Exercise goal — Within the data that follows, how many lines carry the string "text"? Give the number alone.

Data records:
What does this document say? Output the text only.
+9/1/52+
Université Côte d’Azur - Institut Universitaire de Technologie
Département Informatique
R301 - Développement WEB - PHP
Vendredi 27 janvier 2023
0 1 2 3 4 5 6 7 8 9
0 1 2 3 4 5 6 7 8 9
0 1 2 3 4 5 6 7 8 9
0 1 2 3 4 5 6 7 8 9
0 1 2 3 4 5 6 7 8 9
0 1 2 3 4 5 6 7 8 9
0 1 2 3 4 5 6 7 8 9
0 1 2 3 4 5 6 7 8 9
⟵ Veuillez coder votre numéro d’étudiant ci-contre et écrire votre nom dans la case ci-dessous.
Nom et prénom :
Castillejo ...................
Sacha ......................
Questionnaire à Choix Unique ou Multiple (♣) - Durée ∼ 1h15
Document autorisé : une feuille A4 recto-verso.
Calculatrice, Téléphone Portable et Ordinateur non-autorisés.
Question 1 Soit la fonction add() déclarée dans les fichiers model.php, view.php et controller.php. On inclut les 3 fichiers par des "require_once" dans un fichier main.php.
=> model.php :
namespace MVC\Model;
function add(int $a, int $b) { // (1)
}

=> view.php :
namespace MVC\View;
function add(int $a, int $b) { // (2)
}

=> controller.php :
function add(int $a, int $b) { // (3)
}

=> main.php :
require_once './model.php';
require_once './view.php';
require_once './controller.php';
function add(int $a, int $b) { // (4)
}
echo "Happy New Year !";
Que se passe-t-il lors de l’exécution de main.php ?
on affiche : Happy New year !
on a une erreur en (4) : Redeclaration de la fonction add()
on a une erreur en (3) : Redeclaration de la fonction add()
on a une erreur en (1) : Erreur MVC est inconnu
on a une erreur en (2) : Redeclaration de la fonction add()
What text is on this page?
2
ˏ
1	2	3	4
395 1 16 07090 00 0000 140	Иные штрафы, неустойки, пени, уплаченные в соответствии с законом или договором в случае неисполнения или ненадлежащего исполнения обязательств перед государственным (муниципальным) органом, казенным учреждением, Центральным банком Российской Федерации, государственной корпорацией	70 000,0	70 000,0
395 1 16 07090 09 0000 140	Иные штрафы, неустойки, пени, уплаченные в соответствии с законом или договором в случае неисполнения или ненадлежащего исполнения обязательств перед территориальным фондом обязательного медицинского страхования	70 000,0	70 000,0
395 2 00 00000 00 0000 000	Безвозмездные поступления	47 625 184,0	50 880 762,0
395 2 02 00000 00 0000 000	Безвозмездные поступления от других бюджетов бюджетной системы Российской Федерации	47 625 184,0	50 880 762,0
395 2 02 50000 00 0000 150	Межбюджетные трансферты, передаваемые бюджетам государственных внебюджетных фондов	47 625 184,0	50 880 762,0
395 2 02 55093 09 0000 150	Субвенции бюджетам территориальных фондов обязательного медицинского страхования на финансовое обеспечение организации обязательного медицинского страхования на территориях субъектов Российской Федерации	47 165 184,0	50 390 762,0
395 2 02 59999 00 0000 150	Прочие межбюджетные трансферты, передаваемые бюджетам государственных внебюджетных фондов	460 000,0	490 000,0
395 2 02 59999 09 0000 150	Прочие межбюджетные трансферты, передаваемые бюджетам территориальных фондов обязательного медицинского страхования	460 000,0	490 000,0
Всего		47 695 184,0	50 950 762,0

Output for this task — 2